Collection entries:

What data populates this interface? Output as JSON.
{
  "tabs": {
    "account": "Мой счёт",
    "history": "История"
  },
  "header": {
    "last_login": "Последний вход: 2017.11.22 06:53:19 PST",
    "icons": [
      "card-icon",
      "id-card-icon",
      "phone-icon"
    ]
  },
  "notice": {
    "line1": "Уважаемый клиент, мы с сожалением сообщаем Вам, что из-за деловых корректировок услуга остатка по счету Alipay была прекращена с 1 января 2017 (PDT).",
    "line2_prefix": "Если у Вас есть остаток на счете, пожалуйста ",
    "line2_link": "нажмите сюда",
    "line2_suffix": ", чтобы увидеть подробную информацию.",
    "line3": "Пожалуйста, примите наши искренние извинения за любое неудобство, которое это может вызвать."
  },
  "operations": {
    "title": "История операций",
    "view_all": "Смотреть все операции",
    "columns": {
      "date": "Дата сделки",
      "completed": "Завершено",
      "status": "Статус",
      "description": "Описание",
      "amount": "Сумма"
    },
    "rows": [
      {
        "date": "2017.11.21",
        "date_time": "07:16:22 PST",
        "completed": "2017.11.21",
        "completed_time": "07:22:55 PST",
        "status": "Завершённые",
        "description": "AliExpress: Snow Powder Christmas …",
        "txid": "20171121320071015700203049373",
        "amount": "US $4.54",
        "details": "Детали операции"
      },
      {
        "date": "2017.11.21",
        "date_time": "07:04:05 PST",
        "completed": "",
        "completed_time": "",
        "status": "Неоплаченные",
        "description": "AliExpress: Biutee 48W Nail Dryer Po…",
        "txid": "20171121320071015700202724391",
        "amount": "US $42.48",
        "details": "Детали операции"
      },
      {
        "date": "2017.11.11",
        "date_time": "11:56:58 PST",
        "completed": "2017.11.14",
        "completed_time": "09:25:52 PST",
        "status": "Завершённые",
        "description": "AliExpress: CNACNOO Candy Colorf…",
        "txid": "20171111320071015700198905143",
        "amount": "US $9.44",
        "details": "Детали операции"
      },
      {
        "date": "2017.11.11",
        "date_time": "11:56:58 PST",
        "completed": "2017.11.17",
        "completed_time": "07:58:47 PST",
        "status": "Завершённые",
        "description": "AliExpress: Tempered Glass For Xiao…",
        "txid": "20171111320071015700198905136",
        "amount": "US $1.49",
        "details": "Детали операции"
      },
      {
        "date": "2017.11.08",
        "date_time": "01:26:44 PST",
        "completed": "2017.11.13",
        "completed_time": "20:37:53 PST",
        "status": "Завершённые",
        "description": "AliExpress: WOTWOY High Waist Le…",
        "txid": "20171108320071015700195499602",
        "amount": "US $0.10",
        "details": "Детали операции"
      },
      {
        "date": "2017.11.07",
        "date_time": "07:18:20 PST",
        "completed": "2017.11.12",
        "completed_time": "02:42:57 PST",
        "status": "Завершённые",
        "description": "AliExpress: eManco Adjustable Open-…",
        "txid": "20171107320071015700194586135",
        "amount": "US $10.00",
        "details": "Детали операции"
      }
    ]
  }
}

REQUIREMENT:
Check each line of the records above for the string "description", and report every line that has it.

TASK ANSWER:
      "description": "Описание",
        "description": "AliExpress: Snow Powder Christmas …",
        "description": "AliExpress: Biutee 48W Nail Dryer Po…",
        "description": "AliExpress: CNACNOO Candy Colorf…",
        "description": "AliExpress: Tempered Glass For Xiao…",
        "description": "AliExpress: WOTWOY High Waist Le…",
        "description": "AliExpress: eManco Adjustable Open-…",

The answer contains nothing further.